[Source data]
□ □ □ □

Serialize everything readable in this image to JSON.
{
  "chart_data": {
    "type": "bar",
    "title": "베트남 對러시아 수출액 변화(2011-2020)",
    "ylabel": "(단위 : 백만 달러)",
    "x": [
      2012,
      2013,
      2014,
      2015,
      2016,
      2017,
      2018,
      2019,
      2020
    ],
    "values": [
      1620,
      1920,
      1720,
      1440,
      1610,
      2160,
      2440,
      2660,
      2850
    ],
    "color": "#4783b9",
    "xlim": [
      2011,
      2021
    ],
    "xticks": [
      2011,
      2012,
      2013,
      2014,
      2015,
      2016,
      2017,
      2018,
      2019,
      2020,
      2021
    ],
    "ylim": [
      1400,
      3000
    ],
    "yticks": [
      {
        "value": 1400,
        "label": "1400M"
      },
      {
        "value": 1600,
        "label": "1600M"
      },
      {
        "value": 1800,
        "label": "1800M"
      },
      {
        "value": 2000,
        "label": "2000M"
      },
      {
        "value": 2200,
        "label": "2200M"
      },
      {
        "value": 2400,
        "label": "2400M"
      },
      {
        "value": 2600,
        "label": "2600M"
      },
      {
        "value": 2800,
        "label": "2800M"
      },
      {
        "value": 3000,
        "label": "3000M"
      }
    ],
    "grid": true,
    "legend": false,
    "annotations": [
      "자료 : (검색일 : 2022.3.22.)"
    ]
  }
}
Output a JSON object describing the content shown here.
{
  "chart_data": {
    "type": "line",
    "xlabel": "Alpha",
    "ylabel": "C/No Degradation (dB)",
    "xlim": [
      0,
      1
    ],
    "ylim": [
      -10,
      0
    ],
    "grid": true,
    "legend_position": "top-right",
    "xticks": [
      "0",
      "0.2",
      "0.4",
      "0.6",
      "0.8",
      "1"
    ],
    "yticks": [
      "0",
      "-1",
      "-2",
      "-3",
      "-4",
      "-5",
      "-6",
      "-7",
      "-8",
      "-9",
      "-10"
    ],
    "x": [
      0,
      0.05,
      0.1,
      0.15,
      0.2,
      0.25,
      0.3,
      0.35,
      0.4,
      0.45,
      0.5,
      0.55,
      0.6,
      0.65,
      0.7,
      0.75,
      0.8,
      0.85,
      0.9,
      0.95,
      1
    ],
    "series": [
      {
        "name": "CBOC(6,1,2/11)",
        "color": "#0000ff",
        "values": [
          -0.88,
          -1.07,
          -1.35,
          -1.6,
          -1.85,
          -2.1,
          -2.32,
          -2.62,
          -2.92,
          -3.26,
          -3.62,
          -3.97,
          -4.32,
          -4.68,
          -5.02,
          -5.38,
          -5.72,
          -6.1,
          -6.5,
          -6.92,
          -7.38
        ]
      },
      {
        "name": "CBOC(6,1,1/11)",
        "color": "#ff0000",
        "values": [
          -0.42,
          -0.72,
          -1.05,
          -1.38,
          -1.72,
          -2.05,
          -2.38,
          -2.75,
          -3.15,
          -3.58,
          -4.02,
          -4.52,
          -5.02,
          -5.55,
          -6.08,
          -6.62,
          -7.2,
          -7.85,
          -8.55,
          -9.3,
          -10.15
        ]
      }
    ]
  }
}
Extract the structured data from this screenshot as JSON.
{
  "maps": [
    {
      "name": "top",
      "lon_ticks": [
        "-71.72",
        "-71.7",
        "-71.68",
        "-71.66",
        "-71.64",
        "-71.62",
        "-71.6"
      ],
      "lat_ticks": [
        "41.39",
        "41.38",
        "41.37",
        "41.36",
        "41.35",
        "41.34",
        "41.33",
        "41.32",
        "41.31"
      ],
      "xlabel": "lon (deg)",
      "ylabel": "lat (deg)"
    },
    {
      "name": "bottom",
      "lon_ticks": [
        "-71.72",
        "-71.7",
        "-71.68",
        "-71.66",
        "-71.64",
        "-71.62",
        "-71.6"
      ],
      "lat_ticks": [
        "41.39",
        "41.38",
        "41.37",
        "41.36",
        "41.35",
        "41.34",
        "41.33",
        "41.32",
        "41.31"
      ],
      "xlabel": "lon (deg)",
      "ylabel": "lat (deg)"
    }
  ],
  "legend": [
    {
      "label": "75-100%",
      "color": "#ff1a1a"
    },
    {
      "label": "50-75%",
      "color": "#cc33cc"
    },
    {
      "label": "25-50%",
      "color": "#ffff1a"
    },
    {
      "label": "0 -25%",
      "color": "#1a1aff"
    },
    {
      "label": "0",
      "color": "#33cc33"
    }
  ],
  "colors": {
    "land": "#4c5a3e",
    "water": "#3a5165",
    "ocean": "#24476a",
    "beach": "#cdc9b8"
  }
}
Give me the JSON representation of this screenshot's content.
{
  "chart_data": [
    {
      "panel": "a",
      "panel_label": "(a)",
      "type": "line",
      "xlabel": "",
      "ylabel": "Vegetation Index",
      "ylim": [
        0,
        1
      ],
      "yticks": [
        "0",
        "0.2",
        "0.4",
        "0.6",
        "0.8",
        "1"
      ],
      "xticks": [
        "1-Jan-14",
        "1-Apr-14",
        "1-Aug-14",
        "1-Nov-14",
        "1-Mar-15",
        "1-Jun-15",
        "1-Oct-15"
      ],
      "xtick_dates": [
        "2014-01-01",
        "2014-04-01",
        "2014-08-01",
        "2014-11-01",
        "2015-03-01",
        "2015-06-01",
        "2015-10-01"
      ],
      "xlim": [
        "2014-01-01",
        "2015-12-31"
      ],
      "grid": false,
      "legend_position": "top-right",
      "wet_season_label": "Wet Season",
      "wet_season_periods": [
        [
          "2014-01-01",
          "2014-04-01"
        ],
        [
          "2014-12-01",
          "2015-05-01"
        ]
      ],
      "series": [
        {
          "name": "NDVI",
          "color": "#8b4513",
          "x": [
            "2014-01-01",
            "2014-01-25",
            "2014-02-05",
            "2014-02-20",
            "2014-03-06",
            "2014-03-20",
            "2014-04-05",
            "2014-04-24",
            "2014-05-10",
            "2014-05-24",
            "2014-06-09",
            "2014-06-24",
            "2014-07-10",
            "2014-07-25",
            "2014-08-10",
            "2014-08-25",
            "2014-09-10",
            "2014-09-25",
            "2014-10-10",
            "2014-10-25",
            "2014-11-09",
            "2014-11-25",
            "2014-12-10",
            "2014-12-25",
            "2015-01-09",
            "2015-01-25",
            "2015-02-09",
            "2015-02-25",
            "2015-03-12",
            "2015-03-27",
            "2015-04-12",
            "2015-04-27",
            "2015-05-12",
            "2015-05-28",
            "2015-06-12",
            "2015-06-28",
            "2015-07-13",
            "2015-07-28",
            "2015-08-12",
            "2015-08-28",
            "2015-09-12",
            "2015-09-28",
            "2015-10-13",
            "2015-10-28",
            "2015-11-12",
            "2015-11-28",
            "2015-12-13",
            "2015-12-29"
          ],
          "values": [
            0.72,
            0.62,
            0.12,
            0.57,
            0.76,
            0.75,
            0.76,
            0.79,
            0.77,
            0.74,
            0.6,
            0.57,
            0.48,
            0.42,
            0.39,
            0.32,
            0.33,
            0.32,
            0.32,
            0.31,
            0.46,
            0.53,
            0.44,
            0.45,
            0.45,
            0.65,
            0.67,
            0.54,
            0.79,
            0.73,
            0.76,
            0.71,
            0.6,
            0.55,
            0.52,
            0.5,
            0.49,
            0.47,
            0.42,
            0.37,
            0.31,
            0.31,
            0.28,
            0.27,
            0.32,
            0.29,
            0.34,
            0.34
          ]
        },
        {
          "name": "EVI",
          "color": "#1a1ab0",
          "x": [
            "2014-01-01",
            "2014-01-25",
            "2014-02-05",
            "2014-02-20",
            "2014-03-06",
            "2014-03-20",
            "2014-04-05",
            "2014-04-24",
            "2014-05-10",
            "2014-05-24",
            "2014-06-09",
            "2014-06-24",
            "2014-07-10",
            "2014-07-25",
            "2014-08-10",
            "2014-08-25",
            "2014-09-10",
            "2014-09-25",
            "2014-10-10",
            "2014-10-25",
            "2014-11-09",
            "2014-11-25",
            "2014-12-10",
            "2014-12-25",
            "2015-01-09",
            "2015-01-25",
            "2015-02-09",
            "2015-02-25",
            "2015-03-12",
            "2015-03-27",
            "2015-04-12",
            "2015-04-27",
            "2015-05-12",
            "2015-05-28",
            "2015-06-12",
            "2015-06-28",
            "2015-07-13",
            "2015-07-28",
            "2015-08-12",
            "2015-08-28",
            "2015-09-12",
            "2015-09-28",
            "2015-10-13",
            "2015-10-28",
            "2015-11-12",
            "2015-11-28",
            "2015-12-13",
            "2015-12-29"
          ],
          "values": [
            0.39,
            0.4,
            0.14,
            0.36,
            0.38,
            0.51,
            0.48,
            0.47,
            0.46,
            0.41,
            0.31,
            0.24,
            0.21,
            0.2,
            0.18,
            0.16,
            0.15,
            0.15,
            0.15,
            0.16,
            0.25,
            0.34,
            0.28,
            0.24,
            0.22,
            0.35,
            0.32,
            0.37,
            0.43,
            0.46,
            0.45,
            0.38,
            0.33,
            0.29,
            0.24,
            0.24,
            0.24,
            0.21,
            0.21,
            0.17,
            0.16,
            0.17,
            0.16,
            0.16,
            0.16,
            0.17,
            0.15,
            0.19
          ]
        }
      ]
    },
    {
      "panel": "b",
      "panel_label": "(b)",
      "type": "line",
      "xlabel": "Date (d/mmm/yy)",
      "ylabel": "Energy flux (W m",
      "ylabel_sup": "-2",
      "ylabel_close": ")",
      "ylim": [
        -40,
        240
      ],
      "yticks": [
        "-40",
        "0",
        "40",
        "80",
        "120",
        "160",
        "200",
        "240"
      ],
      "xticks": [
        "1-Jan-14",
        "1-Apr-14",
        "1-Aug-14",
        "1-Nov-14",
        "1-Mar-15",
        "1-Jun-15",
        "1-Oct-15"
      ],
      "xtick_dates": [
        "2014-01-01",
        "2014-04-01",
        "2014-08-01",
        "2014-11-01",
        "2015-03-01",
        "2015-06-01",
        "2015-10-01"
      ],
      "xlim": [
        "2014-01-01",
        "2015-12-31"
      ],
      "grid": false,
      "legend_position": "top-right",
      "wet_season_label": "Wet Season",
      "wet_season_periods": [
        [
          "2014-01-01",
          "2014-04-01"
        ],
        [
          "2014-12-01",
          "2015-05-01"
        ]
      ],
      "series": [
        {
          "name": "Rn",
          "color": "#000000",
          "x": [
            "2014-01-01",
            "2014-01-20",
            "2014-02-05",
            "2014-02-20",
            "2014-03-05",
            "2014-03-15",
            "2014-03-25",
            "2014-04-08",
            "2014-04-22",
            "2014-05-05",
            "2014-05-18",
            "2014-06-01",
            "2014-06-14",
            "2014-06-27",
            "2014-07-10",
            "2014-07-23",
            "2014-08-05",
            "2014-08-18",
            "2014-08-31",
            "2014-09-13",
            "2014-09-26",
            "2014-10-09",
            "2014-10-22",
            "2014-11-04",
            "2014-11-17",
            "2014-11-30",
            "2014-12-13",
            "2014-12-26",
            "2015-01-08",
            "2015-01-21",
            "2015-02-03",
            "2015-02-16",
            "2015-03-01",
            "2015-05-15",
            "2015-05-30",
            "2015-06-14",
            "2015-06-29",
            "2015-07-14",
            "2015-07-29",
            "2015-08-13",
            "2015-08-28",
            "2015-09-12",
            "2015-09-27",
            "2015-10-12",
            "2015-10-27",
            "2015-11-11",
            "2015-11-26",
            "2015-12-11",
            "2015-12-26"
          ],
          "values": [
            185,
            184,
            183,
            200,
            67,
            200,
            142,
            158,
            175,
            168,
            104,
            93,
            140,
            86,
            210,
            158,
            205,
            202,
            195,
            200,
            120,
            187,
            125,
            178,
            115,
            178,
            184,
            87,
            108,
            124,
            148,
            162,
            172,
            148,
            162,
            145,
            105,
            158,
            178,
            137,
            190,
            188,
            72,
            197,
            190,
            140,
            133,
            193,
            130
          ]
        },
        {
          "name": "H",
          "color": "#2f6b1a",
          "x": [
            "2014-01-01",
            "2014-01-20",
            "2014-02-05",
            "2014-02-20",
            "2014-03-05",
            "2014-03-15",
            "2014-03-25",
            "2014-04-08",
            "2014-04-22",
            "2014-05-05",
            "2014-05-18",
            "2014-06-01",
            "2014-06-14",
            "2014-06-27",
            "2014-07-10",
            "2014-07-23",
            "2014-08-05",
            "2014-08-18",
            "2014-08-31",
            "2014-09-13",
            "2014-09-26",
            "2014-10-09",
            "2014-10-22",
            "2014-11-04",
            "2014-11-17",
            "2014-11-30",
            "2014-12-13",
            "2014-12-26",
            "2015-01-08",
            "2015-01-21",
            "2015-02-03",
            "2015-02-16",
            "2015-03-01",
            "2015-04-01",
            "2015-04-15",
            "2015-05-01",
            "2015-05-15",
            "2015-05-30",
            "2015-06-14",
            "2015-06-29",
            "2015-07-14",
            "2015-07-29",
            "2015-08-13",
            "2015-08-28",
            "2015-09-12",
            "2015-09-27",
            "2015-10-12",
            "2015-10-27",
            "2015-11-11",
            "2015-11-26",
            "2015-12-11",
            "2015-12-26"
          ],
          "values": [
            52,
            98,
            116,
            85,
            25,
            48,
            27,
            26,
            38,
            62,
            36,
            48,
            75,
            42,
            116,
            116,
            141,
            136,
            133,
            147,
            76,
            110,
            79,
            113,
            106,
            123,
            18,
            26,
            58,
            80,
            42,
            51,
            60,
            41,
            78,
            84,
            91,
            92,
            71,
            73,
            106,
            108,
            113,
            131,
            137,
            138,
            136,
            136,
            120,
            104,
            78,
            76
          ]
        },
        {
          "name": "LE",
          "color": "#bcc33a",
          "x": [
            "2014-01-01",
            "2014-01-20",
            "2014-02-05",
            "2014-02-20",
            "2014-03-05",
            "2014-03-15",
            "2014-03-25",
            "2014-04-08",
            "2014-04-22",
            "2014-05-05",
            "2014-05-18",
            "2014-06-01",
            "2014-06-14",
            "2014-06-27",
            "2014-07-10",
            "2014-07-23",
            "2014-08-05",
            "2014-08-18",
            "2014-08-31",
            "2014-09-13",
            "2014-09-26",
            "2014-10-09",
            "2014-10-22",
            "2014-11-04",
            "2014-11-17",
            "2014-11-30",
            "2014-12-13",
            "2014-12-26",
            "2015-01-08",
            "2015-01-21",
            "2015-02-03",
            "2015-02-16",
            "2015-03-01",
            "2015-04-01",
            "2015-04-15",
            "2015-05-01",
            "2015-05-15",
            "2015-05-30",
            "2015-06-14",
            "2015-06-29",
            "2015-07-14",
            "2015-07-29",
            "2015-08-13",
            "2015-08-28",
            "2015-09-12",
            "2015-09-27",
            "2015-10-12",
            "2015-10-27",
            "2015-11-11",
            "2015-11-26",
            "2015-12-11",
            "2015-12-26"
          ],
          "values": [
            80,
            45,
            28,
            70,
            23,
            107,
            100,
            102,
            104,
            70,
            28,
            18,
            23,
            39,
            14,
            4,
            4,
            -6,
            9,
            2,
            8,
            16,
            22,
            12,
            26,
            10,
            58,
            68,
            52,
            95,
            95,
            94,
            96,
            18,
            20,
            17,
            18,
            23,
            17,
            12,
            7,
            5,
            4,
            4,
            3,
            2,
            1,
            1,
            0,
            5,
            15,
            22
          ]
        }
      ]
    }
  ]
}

□ □ □ □

▶ [What you need to do]: Check every line of the data, and copy the ones that contain "this".

▶ [Worked answer]:
Serialize everything readable in this image to JSON.
Extract the structured data from this screenshot as JSON.
Give me the JSON representation of this screenshot's content.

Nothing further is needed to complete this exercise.